Saved data entries

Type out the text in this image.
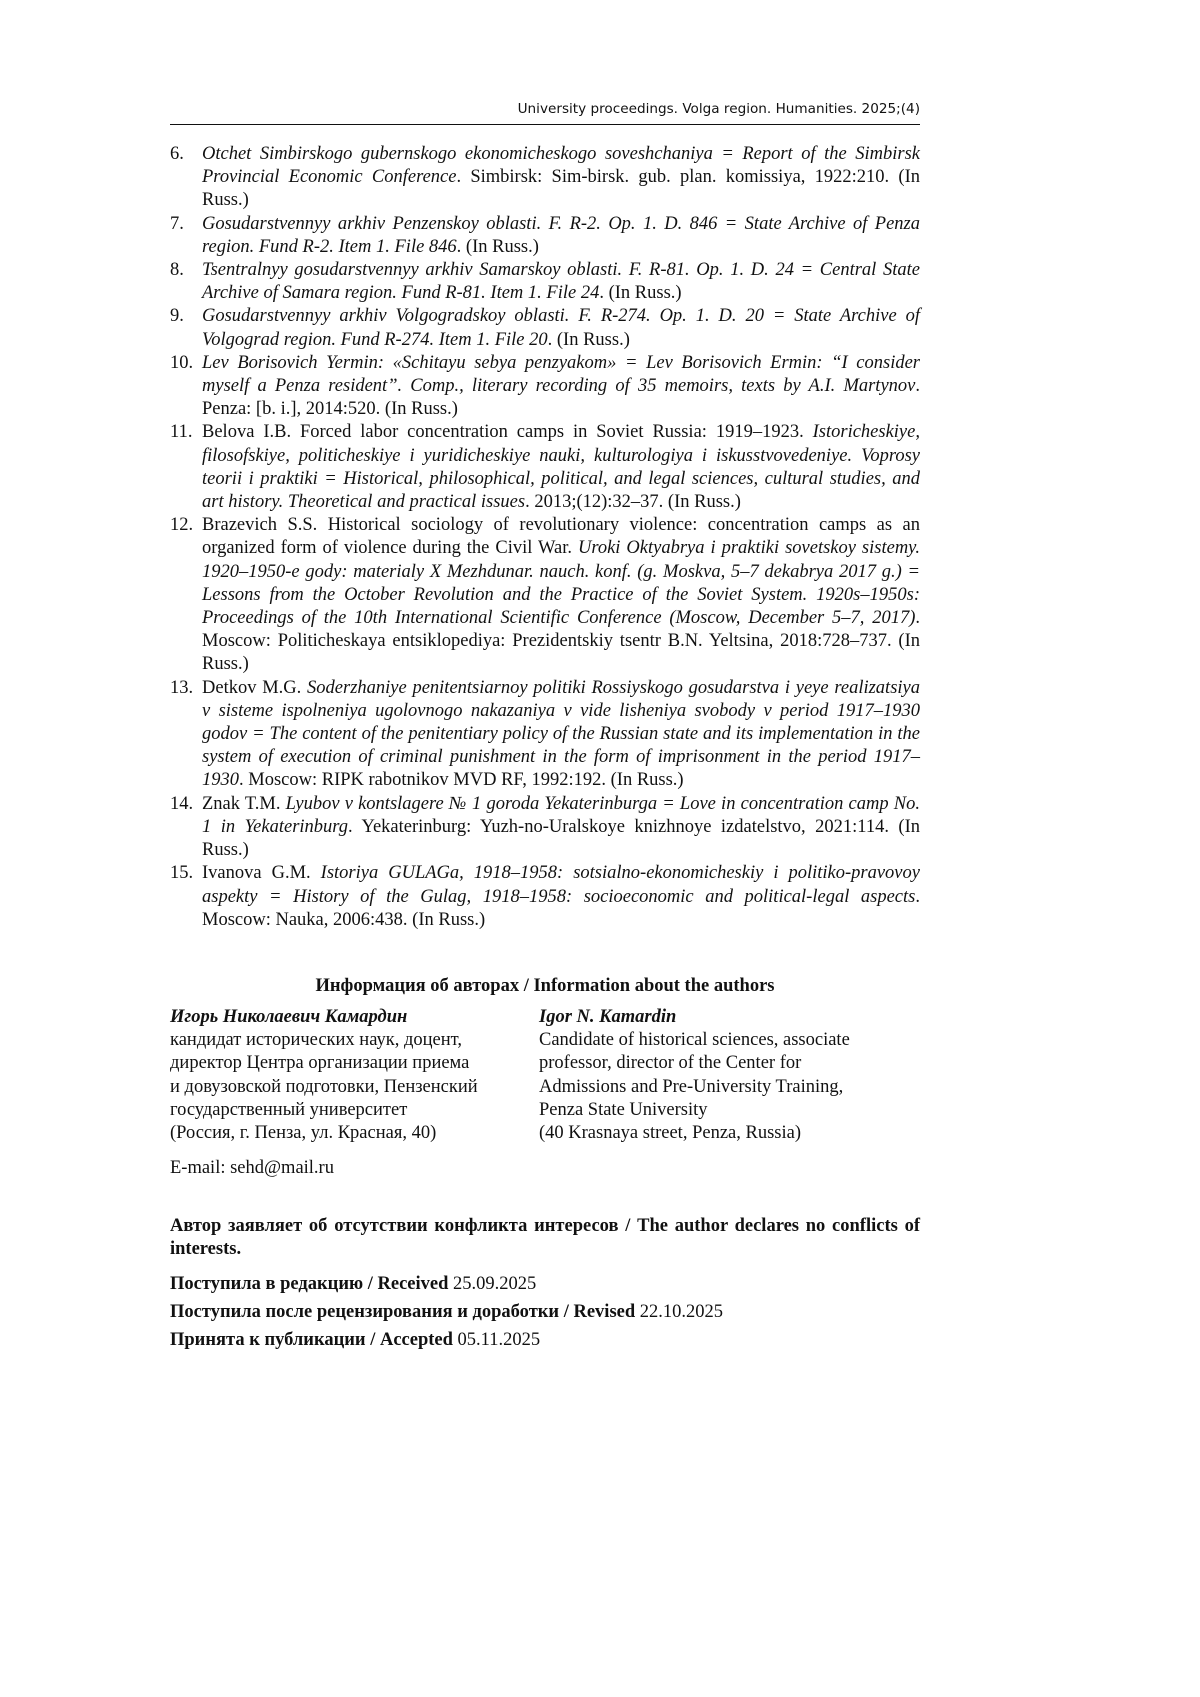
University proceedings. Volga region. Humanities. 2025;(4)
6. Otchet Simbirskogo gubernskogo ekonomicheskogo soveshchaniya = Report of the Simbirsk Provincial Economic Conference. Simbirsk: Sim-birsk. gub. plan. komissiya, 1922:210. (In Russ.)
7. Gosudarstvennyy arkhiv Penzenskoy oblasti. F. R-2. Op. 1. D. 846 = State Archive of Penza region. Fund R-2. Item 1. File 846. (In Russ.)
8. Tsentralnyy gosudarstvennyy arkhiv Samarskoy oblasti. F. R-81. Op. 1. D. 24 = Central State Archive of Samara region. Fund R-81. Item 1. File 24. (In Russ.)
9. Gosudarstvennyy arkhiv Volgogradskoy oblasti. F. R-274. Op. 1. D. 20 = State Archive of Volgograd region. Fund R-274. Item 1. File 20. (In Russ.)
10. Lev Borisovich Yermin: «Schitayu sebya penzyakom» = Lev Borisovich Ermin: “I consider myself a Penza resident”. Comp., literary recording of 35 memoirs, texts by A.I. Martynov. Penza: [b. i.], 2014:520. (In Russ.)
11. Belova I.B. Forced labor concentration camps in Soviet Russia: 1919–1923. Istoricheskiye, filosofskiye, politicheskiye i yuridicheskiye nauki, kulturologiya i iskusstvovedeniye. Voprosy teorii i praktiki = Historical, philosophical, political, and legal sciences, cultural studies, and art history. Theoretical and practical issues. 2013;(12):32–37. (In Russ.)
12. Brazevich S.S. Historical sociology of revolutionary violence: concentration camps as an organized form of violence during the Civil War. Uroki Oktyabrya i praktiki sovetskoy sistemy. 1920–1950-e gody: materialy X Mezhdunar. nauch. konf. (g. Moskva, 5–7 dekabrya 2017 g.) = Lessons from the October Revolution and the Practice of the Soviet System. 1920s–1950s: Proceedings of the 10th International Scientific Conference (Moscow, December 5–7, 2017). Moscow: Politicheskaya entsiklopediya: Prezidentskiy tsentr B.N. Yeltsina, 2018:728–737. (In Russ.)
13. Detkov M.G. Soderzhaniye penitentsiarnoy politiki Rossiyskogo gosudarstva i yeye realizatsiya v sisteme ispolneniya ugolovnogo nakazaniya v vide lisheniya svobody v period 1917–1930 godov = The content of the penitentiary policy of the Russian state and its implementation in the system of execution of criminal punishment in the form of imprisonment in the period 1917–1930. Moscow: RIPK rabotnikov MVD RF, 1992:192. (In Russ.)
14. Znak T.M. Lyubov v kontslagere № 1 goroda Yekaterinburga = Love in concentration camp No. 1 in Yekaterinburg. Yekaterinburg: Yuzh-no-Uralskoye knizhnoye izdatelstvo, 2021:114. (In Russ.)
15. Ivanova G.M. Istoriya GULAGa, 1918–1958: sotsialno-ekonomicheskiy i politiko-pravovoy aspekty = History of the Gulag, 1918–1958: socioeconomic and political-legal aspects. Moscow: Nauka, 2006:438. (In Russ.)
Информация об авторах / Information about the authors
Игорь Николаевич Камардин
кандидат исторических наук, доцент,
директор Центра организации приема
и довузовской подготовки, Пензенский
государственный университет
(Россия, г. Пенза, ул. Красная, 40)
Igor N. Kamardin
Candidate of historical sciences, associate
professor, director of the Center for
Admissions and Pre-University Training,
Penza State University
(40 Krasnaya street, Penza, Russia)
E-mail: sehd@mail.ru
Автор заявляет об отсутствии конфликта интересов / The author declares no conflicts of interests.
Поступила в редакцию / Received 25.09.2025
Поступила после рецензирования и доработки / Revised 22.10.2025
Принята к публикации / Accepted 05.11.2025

GIVEN TASK
Search the data above for the word "political", then gather each line in which it appears.

EXERCISE RESPONSE
11. Belova I.B. Forced labor concentration camps in Soviet Russia: 1919–1923. Istoricheskiye, filosofskiye, politicheskiye i yuridicheskiye nauki, kulturologiya i iskusstvovedeniye. Voprosy teorii i praktiki = Historical, philosophical, political, and legal sciences, cultural studies, and art history. Theoretical and practical issues. 2013;(12):32–37. (In Russ.)
15. Ivanova G.M. Istoriya GULAGa, 1918–1958: sotsialno-ekonomicheskiy i politiko-pravovoy aspekty = History of the Gulag, 1918–1958: socioeconomic and political-legal aspects. Moscow: Nauka, 2006:438. (In Russ.)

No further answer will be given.